Check every line for the word "Снова" and give the number of lines where it occurs, nothing else.

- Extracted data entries
........
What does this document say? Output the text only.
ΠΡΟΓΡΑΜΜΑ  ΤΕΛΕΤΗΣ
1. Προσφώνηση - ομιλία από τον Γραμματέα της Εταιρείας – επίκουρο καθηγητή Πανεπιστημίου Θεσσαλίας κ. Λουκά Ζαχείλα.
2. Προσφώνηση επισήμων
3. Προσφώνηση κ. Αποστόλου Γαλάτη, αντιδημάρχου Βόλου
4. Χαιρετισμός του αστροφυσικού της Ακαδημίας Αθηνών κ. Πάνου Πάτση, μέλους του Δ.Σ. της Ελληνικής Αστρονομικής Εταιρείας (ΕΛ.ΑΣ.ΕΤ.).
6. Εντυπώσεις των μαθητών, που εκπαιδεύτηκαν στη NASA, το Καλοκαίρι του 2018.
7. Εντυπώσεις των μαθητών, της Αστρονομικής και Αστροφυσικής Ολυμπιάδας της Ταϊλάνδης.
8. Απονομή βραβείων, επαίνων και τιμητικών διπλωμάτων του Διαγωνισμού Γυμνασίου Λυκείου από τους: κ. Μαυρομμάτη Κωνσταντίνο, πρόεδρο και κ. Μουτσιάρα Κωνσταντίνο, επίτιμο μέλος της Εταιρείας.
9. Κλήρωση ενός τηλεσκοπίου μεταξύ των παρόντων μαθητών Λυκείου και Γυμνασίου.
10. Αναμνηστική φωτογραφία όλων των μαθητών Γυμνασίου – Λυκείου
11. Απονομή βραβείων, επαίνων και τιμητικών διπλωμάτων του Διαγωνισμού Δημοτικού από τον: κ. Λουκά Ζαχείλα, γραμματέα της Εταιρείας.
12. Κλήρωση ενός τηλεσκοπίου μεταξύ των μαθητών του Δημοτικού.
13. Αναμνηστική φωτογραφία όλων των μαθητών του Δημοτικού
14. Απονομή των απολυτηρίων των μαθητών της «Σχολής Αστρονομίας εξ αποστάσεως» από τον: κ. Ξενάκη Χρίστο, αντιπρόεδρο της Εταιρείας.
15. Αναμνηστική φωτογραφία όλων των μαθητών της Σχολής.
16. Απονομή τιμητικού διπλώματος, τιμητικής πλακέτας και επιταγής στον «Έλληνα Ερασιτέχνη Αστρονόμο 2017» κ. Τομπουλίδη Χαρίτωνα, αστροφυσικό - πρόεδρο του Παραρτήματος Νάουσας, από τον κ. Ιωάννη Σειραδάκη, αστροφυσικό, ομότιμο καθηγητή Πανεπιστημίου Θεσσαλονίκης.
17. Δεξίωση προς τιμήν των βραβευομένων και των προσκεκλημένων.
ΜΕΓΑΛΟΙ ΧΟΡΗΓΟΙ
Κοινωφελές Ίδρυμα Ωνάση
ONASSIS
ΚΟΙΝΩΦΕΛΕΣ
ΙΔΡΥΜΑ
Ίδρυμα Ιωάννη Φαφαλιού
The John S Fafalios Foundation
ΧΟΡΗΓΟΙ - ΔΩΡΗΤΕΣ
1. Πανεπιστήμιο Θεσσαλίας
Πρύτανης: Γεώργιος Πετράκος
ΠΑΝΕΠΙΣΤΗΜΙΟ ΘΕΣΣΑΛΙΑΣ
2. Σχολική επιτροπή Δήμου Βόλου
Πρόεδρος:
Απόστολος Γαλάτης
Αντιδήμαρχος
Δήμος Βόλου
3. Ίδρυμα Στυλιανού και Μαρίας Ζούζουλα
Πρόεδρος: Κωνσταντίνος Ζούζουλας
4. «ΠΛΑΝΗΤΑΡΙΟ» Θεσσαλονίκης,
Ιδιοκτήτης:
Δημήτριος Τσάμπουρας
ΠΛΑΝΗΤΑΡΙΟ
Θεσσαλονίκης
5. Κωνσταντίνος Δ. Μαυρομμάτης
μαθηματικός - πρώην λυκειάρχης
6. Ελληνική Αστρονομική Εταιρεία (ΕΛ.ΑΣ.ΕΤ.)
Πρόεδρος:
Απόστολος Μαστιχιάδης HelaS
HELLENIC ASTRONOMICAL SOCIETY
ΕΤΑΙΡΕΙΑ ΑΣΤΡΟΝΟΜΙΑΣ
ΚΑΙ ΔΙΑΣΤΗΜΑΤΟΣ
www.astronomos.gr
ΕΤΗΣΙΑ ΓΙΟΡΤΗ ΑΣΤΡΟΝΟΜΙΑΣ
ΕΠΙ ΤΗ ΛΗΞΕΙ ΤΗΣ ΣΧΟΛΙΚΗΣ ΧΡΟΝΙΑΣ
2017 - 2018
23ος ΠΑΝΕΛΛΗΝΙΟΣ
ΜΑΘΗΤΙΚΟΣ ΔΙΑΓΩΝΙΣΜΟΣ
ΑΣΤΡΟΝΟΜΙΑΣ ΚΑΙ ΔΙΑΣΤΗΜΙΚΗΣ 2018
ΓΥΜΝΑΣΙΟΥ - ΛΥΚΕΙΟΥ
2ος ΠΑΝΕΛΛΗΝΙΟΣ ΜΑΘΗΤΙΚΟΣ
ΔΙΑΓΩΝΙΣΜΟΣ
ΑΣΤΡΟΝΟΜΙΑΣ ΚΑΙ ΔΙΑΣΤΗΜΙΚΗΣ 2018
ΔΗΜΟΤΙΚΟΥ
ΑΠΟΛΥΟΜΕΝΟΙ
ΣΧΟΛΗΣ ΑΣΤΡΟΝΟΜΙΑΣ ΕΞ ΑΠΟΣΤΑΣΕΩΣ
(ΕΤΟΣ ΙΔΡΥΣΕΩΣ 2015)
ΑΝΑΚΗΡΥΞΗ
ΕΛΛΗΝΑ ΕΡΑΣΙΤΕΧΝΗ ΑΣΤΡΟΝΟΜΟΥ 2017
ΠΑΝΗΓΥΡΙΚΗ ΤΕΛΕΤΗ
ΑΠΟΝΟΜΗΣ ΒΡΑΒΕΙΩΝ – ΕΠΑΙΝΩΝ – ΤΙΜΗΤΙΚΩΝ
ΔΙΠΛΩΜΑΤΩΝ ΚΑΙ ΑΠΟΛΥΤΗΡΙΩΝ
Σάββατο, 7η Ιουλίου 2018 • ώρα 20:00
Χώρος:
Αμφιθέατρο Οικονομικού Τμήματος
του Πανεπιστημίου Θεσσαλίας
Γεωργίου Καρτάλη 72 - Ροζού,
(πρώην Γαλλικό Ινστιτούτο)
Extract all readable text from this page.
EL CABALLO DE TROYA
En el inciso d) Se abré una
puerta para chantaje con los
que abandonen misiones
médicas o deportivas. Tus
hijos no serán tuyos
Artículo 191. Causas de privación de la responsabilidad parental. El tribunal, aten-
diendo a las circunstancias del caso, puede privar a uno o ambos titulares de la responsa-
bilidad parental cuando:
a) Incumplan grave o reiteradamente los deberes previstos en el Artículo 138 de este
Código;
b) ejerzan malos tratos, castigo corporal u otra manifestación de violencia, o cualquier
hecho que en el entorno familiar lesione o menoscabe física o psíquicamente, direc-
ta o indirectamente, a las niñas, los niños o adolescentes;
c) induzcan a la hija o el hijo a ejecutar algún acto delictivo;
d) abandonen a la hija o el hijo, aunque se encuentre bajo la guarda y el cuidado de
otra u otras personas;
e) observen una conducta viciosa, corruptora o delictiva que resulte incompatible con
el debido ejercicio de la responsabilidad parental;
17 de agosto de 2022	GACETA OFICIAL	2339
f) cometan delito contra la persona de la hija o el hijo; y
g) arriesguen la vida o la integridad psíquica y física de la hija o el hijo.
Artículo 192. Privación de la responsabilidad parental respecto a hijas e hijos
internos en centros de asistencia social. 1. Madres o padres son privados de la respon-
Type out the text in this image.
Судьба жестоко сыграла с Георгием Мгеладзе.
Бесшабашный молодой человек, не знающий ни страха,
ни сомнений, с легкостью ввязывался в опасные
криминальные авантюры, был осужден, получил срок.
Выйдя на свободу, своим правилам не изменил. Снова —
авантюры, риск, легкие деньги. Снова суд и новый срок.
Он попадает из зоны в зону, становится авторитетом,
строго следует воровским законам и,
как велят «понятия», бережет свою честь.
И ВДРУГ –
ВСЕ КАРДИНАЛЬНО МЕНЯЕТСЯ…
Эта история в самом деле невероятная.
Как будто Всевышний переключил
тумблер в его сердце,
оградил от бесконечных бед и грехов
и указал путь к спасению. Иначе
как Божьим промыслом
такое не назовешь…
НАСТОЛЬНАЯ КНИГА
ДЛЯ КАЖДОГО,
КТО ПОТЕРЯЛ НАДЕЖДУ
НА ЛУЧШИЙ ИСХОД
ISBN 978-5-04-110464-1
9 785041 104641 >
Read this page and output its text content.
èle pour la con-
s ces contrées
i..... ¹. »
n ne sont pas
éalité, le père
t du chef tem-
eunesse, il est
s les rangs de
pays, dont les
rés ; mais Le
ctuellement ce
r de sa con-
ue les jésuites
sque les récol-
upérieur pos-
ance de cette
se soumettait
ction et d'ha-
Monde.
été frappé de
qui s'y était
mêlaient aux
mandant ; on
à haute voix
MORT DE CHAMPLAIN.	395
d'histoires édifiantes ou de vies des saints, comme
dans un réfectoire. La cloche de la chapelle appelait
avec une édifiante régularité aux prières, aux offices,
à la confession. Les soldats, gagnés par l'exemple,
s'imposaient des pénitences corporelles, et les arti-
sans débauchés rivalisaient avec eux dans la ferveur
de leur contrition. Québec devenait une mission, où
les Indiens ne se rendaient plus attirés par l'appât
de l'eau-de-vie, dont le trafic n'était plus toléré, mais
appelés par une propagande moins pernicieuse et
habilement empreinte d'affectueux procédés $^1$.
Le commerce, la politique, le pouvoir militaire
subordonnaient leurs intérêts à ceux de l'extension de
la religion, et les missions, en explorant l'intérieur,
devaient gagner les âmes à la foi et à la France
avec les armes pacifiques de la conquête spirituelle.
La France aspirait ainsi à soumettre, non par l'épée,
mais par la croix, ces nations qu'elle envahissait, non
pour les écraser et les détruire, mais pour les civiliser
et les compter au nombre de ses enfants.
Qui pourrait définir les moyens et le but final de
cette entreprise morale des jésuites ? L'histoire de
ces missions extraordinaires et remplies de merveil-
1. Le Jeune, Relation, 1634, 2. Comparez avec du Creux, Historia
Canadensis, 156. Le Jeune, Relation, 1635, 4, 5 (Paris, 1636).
........
- Result for this task
2